Items listed in a dataset:
- - - -

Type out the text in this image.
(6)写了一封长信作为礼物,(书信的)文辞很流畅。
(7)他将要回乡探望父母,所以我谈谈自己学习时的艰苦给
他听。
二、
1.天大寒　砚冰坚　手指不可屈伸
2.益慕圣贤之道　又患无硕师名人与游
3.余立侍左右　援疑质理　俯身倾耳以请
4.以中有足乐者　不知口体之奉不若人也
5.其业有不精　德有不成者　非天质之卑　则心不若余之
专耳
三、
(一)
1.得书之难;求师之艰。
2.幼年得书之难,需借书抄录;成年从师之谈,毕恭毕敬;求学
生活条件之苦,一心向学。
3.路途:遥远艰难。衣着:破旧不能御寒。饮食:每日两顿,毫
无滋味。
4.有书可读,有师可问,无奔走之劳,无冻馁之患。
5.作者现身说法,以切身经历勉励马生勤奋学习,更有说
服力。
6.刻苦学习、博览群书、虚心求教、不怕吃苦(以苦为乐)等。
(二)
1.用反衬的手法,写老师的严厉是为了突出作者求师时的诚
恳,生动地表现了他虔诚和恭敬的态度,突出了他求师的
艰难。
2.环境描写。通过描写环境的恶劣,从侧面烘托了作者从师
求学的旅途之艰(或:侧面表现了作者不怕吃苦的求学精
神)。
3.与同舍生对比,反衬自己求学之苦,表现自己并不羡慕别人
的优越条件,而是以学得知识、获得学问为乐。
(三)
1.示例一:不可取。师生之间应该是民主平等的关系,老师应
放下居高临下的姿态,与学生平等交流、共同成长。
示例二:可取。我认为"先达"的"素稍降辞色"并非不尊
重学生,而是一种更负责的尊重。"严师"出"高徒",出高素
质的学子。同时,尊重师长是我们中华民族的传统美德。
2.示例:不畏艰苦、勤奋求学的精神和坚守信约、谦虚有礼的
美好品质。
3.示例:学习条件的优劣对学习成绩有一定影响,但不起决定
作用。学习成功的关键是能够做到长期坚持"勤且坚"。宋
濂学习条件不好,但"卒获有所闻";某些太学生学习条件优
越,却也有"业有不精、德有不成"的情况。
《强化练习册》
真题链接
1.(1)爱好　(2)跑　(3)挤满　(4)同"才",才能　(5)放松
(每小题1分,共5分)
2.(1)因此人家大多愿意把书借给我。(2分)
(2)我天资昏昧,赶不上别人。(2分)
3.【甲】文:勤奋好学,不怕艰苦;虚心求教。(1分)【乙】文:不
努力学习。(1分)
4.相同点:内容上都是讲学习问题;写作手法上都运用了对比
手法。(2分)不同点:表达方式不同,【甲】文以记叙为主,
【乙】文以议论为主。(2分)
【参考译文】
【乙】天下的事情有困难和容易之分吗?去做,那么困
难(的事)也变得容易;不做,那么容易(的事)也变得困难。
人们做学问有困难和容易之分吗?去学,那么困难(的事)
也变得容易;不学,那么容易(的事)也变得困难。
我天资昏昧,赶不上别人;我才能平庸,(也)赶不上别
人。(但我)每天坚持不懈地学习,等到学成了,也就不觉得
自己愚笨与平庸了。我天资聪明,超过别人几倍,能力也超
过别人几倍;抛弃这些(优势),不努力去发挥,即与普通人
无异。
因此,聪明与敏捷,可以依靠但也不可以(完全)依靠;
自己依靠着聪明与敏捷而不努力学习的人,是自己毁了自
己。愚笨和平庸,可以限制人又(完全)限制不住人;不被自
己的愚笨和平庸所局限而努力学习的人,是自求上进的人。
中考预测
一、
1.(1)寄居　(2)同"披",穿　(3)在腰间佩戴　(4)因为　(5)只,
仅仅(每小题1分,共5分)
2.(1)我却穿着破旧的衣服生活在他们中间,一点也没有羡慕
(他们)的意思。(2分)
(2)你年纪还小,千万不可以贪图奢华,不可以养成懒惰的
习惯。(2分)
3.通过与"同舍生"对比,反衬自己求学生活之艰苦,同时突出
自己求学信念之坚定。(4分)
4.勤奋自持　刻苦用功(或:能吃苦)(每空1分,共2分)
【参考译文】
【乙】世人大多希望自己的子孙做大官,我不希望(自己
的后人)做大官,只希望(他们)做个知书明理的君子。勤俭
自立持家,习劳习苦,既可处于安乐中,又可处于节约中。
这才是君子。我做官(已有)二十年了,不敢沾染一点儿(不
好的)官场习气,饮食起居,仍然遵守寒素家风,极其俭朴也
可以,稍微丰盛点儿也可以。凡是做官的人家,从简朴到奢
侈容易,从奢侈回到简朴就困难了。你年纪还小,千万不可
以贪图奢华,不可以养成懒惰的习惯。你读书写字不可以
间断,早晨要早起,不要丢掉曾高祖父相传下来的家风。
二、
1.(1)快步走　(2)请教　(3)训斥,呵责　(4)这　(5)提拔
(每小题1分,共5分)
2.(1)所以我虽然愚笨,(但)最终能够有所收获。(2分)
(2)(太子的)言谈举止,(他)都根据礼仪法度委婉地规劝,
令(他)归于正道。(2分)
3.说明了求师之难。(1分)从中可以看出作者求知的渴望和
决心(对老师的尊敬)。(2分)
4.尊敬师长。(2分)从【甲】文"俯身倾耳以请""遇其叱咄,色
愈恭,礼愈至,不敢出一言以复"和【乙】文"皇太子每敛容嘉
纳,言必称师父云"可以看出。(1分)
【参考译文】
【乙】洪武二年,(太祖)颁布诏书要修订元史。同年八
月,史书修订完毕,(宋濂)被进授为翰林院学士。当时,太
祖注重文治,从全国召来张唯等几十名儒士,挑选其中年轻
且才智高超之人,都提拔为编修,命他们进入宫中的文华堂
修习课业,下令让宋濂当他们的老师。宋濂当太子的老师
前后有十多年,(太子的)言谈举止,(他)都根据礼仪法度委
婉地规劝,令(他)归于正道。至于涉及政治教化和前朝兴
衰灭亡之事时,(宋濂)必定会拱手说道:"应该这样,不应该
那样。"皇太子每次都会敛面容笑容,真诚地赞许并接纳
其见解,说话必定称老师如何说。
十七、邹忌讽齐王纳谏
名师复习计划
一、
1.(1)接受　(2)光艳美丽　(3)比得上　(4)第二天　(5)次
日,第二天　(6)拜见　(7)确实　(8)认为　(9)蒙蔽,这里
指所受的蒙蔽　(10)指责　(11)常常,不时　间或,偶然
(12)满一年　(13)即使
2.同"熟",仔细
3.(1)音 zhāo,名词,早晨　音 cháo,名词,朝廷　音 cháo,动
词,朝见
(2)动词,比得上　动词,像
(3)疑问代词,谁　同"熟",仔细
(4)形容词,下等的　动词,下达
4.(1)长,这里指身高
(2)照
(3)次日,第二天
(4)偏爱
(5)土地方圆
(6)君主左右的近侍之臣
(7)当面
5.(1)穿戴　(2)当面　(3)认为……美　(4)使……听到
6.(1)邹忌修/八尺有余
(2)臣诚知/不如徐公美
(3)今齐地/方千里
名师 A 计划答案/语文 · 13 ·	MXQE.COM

- - - -

*Directive*
Copy out the lines that hold "你年纪还小".

*Written answer*
(2)你年纪还小,千万不可以贪图奢华,不可以养成懒惰的
侈容易,从奢侈回到简朴就困难了。你年纪还小,千万不可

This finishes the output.